*STATED EXERCISE*: Lines that include the word "peak" are the ones to copy.

*DATA FOR THE TASK*:
········
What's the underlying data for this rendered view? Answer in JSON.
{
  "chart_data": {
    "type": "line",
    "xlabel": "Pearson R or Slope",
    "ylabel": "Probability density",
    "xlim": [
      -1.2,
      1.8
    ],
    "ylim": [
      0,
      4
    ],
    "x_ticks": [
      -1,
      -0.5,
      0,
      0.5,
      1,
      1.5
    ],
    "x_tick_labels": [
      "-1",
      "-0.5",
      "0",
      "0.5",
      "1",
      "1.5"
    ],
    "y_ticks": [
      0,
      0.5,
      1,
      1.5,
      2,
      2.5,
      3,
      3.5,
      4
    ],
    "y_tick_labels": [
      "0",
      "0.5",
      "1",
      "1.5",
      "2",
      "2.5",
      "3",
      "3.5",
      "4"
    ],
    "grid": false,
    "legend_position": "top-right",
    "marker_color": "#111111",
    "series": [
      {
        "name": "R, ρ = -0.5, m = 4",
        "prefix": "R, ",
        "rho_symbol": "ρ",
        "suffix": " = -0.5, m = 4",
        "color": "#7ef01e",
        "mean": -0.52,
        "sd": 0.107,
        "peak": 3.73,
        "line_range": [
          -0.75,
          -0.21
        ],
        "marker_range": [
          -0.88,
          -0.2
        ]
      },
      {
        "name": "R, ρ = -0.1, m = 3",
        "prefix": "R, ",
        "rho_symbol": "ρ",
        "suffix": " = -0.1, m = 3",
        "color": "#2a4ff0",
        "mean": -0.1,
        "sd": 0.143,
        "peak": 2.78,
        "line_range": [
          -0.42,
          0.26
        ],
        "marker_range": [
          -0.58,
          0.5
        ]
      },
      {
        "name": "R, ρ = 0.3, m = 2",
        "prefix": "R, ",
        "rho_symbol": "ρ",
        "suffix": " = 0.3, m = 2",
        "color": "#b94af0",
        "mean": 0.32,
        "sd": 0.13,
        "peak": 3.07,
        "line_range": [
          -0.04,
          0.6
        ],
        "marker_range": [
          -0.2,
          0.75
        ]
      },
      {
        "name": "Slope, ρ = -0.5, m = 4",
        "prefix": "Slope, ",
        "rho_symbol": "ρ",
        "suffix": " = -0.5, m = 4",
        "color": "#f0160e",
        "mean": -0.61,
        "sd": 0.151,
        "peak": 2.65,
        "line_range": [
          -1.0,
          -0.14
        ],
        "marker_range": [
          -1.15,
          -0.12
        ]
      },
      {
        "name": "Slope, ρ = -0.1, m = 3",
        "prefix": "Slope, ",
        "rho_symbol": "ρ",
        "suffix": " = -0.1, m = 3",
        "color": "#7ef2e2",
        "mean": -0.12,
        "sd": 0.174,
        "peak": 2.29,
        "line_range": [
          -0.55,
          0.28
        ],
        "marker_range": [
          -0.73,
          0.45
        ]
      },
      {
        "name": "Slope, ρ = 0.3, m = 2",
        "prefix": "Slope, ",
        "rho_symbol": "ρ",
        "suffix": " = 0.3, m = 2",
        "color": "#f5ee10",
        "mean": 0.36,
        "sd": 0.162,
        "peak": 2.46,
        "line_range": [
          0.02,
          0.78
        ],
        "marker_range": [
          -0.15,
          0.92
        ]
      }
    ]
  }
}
········
*TASK ANSWER*:
        "peak": 3.73,
        "peak": 2.78,
        "peak": 3.07,
        "peak": 2.65,
        "peak": 2.29,
        "peak": 2.46,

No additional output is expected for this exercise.